Dataset items
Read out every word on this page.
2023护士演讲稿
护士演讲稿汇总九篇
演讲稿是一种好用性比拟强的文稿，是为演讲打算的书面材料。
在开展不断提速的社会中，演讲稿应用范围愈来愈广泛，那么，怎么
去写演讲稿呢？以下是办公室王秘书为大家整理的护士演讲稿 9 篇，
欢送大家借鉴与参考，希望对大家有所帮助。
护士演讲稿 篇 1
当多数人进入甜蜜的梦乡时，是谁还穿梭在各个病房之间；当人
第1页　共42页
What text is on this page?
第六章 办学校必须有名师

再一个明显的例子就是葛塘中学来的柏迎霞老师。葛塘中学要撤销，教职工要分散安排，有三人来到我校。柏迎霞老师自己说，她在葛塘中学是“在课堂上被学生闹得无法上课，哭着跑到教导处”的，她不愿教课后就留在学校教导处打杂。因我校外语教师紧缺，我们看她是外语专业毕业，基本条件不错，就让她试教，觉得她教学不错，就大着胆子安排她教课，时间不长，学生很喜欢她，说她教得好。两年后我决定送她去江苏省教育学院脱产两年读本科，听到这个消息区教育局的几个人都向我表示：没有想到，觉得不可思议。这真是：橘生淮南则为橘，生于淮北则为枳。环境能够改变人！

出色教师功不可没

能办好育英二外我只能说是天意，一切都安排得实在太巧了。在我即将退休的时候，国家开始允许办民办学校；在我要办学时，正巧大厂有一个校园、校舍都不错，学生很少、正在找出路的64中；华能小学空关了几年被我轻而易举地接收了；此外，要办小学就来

TASK TO COMPLETE –
Scan the lines for the string "page". Pick out every line that has it.

COMPLETE ANSWER –
Read out every word on this page.
What text is on this page?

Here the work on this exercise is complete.